=== Set problem ===
Output the full listing below exactly, without the pictures.

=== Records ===
###
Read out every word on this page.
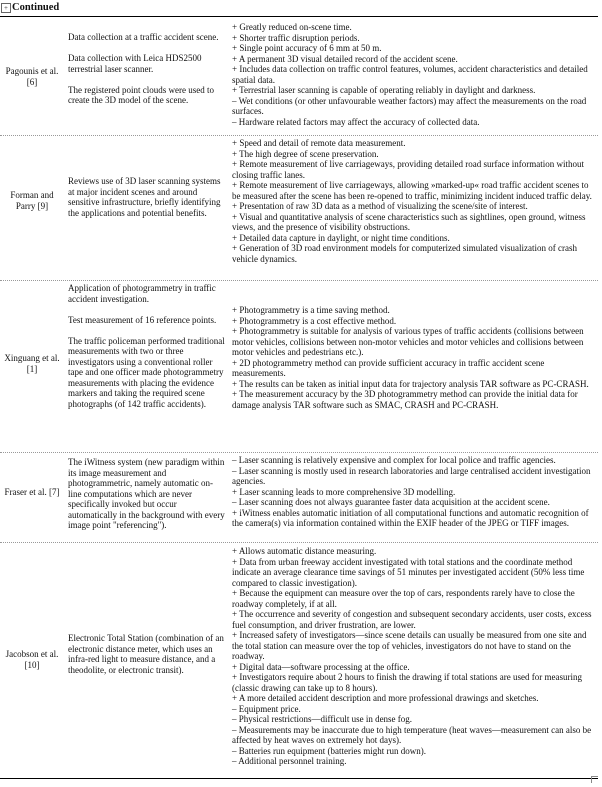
+ Continued
Pagounis et al. [6]
Data collection at a traffic accident scene.
Data collection with Leica HDS2500 terrestrial laser scanner.
The registered point clouds were used to create the 3D model of the scene.
+ Greatly reduced on-scene time.
+ Shorter traffic disruption periods.
+ Single point accuracy of 6 mm at 50 m.
+ A permanent 3D visual detailed record of the accident scene.
+ Includes data collection on traffic control features, volumes, accident characteristics and detailed spatial data.
+ Terrestrial laser scanning is capable of operating reliably in daylight and darkness.
– Wet conditions (or other unfavourable weather factors) may affect the measurements on the road surfaces.
– Hardware related factors may affect the accuracy of collected data.
Forman and Parry [9]
Reviews use of 3D laser scanning systems at major incident scenes and around sensitive infrastructure, briefly identifying the applications and potential benefits.
+ Speed and detail of remote data measurement.
+ The high degree of scene preservation.
+ Remote measurement of live carriageways, providing detailed road surface information without closing traffic lanes.
+ Remote measurement of live carriageways, allowing »marked-up« road traffic accident scenes to be measured after the scene has been re-opened to traffic, minimizing incident induced traffic delay.
+ Presentation of raw 3D data as a method of visualizing the scene/site of interest.
+ Visual and quantitative analysis of scene characteristics such as sightlines, open ground, witness views, and the presence of visibility obstructions.
+ Detailed data capture in daylight, or night time conditions.
+ Generation of 3D road environment models for computerized simulated visualization of crash vehicle dynamics.
Xinguang et al. [1]
Application of photogrammetry in traffic accident investigation.
Test measurement of 16 reference points.
The traffic policeman performed traditional measurements with two or three investigators using a conventional roller tape and one officer made photogrammetry measurements with placing the evidence markers and taking the required scene photographs (of 142 traffic accidents).
+ Photogrammetry is a time saving method.
+ Photogrammetry is a cost effective method.
+ Photogrammetry is suitable for analysis of various types of traffic accidents (collisions between motor vehicles, collisions between non-motor vehicles and motor vehicles and collisions between motor vehicles and pedestrians etc.).
+ 2D photogrammetry method can provide sufficient accuracy in traffic accident scene measurements.
+ The results can be taken as initial input data for trajectory analysis TAR software as PC-CRASH.
+ The measurement accuracy by the 3D photogrammetry method can provide the initial data for damage analysis TAR software such as SMAC, CRASH and PC-CRASH.
Fraser et al. [7]
The iWitness system (new paradigm within its image measurement and photogrammetric, namely automatic on-line computations which are never specifically invoked but occur automatically in the background with every image point "referencing").
– Laser scanning is relatively expensive and complex for local police and traffic agencies.
– Laser scanning is mostly used in research laboratories and large centralised accident investigation agencies.
+ Laser scanning leads to more comprehensive 3D modelling.
– Laser scanning does not always guarantee faster data acquisition at the accident scene.
+ iWitness enables automatic initiation of all computational functions and automatic recognition of the camera(s) via information contained within the EXIF header of the JPEG or TIFF images.
Jacobson et al. [10]
Electronic Total Station (combination of an electronic distance meter, which uses an infra-red light to measure distance, and a theodolite, or electronic transit).
+ Allows automatic distance measuring.
+ Data from urban freeway accident investigated with total stations and the coordinate method indicate an average clearance time savings of 51 minutes per investigated accident (50% less time compared to classic investigation).
+ Because the equipment can measure over the top of cars, respondents rarely have to close the roadway completely, if at all.
+ The occurrence and severity of congestion and subsequent secondary accidents, user costs, excess fuel consumption, and driver frustration, are lower.
+ Increased safety of investigators—since scene details can usually be measured from one site and the total station can measure over the top of vehicles, investigators do not have to stand on the roadway.
+ Digital data—software processing at the office.
+ Investigators require about 2 hours to finish the drawing if total stations are used for measuring (classic drawing can take up to 8 hours).
+ A more detailed accident description and more professional drawings and sketches.
– Equipment price.
– Physical restrictions—difficult use in dense fog.
– Measurements may be inaccurate due to high temperature (heat waves—measurement can also be affected by heat waves on extremely hot days).
– Batteries run equipment (batteries might run down).
– Additional personnel training.
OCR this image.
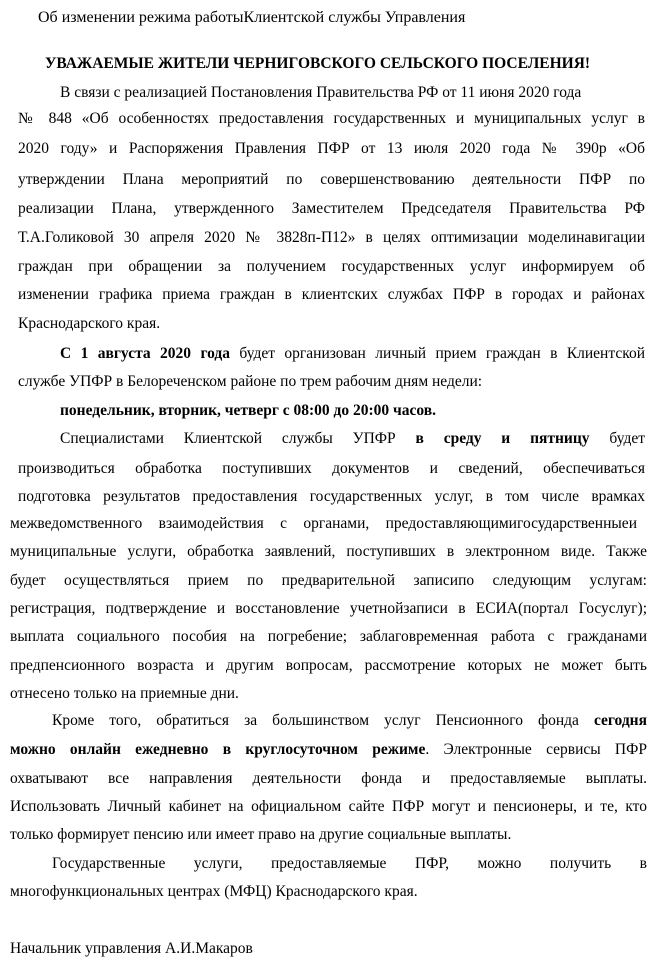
Об изменении режима работыКлиентской службы Управления
УВАЖАЕМЫЕ ЖИТЕЛИ ЧЕРНИГОВСКОГО СЕЛЬСКОГО ПОСЕЛЕНИЯ!
В связи с реализацией Постановления Правительства РФ от 11 июня 2020 года
№ 848 «Об особенностях предоставления государственных и муниципальных услуг в
2020 году» и Распоряжения Правления ПФР от 13 июля 2020 года № 390р «Об
утверждении Плана мероприятий по совершенствованию деятельности ПФР по
реализации Плана, утвержденного Заместителем Председателя Правительства РФ
Т.А.Голиковой 30 апреля 2020 № 3828п-П12» в целях оптимизации моделинавигации
граждан при обращении за получением государственных услуг информируем об
изменении графика приема граждан в клиентских службах ПФР в городах и районах
Краснодарского края.
С 1 августа 2020 года будет организован личный прием граждан в Клиентской
службе УПФР в Белореченском районе по трем рабочим дням недели:
понедельник, вторник, четверг с 08:00 до 20:00 часов.
Специалистами Клиентской службы УПФР в среду и пятницу будет
производиться обработка поступивших документов и сведений, обеспечиваться
подготовка результатов предоставления государственных услуг, в том числе врамках
межведомственного взаимодействия с органами, предоставляющимигосударственныеи
муниципальные услуги, обработка заявлений, поступивших в электронном виде. Также
будет осуществляться прием по предварительной записипо следующим услугам:
регистрация, подтверждение и восстановление учетнойзаписи в ЕСИА(портал Госуслуг);
выплата социального пособия на погребение; заблаговременная работа с гражданами
предпенсионного возраста и другим вопросам, рассмотрение которых не может быть
отнесено только на приемные дни.
Кроме того, обратиться за большинством услуг Пенсионного фонда сегодня
можно онлайн ежедневно в круглосуточном режиме. Электронные сервисы ПФР
охватывают все направления деятельности фонда и предоставляемые выплаты.
Использовать Личный кабинет на официальном сайте ПФР могут и пенсионеры, и те, кто
только формирует пенсию или имеет право на другие социальные выплаты.
Государственные услуги, предоставляемые ПФР, можно получить в
многофункциональных центрах (МФЦ) Краснодарского края.
Начальник управления А.И.Макаров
###
=== Reply to the task ===
Read out every word on this page.
+ Continued
Pagounis et al. [6]
Data collection at a traffic accident scene.
Data collection with Leica HDS2500 terrestrial laser scanner.
The registered point clouds were used to create the 3D model of the scene.
+ Greatly reduced on-scene time.
+ Shorter traffic disruption periods.
+ Single point accuracy of 6 mm at 50 m.
+ A permanent 3D visual detailed record of the accident scene.
+ Includes data collection on traffic control features, volumes, accident characteristics and detailed spatial data.
+ Terrestrial laser scanning is capable of operating reliably in daylight and darkness.
– Wet conditions (or other unfavourable weather factors) may affect the measurements on the road surfaces.
– Hardware related factors may affect the accuracy of collected data.
Forman and Parry [9]
Reviews use of 3D laser scanning systems at major incident scenes and around sensitive infrastructure, briefly identifying the applications and potential benefits.
+ Speed and detail of remote data measurement.
+ The high degree of scene preservation.
+ Remote measurement of live carriageways, providing detailed road surface information without closing traffic lanes.
+ Remote measurement of live carriageways, allowing »marked-up« road traffic accident scenes to be measured after the scene has been re-opened to traffic, minimizing incident induced traffic delay.
+ Presentation of raw 3D data as a method of visualizing the scene/site of interest.
+ Visual and quantitative analysis of scene characteristics such as sightlines, open ground, witness views, and the presence of visibility obstructions.
+ Detailed data capture in daylight, or night time conditions.
+ Generation of 3D road environment models for computerized simulated visualization of crash vehicle dynamics.
Xinguang et al. [1]
Application of photogrammetry in traffic accident investigation.
Test measurement of 16 reference points.
The traffic policeman performed traditional measurements with two or three investigators using a conventional roller tape and one officer made photogrammetry measurements with placing the evidence markers and taking the required scene photographs (of 142 traffic accidents).
+ Photogrammetry is a time saving method.
+ Photogrammetry is a cost effective method.
+ Photogrammetry is suitable for analysis of various types of traffic accidents (collisions between motor vehicles, collisions between non-motor vehicles and motor vehicles and collisions between motor vehicles and pedestrians etc.).
+ 2D photogrammetry method can provide sufficient accuracy in traffic accident scene measurements.
+ The results can be taken as initial input data for trajectory analysis TAR software as PC-CRASH.
+ The measurement accuracy by the 3D photogrammetry method can provide the initial data for damage analysis TAR software such as SMAC, CRASH and PC-CRASH.
Fraser et al. [7]
The iWitness system (new paradigm within its image measurement and photogrammetric, namely automatic on-line computations which are never specifically invoked but occur automatically in the background with every image point "referencing").
– Laser scanning is relatively expensive and complex for local police and traffic agencies.
– Laser scanning is mostly used in research laboratories and large centralised accident investigation agencies.
+ Laser scanning leads to more comprehensive 3D modelling.
– Laser scanning does not always guarantee faster data acquisition at the accident scene.
+ iWitness enables automatic initiation of all computational functions and automatic recognition of the camera(s) via information contained within the EXIF header of the JPEG or TIFF images.
Jacobson et al. [10]
Electronic Total Station (combination of an electronic distance meter, which uses an infra-red light to measure distance, and a theodolite, or electronic transit).
+ Allows automatic distance measuring.
+ Data from urban freeway accident investigated with total stations and the coordinate method indicate an average clearance time savings of 51 minutes per investigated accident (50% less time compared to classic investigation).
+ Because the equipment can measure over the top of cars, respondents rarely have to close the roadway completely, if at all.
+ The occurrence and severity of congestion and subsequent secondary accidents, user costs, excess fuel consumption, and driver frustration, are lower.
+ Increased safety of investigators—since scene details can usually be measured from one site and the total station can measure over the top of vehicles, investigators do not have to stand on the roadway.
+ Digital data—software processing at the office.
+ Investigators require about 2 hours to finish the drawing if total stations are used for measuring (classic drawing can take up to 8 hours).
+ A more detailed accident description and more professional drawings and sketches.
– Equipment price.
– Physical restrictions—difficult use in dense fog.
– Measurements may be inaccurate due to high temperature (heat waves—measurement can also be affected by heat waves on extremely hot days).
– Batteries run equipment (batteries might run down).
– Additional personnel training.
OCR this image.
Об изменении режима работыКлиентской службы Управления
УВАЖАЕМЫЕ ЖИТЕЛИ ЧЕРНИГОВСКОГО СЕЛЬСКОГО ПОСЕЛЕНИЯ!
В связи с реализацией Постановления Правительства РФ от 11 июня 2020 года
№ 848 «Об особенностях предоставления государственных и муниципальных услуг в
2020 году» и Распоряжения Правления ПФР от 13 июля 2020 года № 390р «Об
утверждении Плана мероприятий по совершенствованию деятельности ПФР по
реализации Плана, утвержденного Заместителем Председателя Правительства РФ
Т.А.Голиковой 30 апреля 2020 № 3828п-П12» в целях оптимизации моделинавигации
граждан при обращении за получением государственных услуг информируем об
изменении графика приема граждан в клиентских службах ПФР в городах и районах
Краснодарского края.
С 1 августа 2020 года будет организован личный прием граждан в Клиентской
службе УПФР в Белореченском районе по трем рабочим дням недели:
понедельник, вторник, четверг с 08:00 до 20:00 часов.
Специалистами Клиентской службы УПФР в среду и пятницу будет
производиться обработка поступивших документов и сведений, обеспечиваться
подготовка результатов предоставления государственных услуг, в том числе врамках
межведомственного взаимодействия с органами, предоставляющимигосударственныеи
муниципальные услуги, обработка заявлений, поступивших в электронном виде. Также
будет осуществляться прием по предварительной записипо следующим услугам:
регистрация, подтверждение и восстановление учетнойзаписи в ЕСИА(портал Госуслуг);
выплата социального пособия на погребение; заблаговременная работа с гражданами
предпенсионного возраста и другим вопросам, рассмотрение которых не может быть
отнесено только на приемные дни.
Кроме того, обратиться за большинством услуг Пенсионного фонда сегодня
можно онлайн ежедневно в круглосуточном режиме. Электронные сервисы ПФР
охватывают все направления деятельности фонда и предоставляемые выплаты.
Использовать Личный кабинет на официальном сайте ПФР могут и пенсионеры, и те, кто
только формирует пенсию или имеет право на другие социальные выплаты.
Государственные услуги, предоставляемые ПФР, можно получить в
многофункциональных центрах (МФЦ) Краснодарского края.
Начальник управления А.И.Макаров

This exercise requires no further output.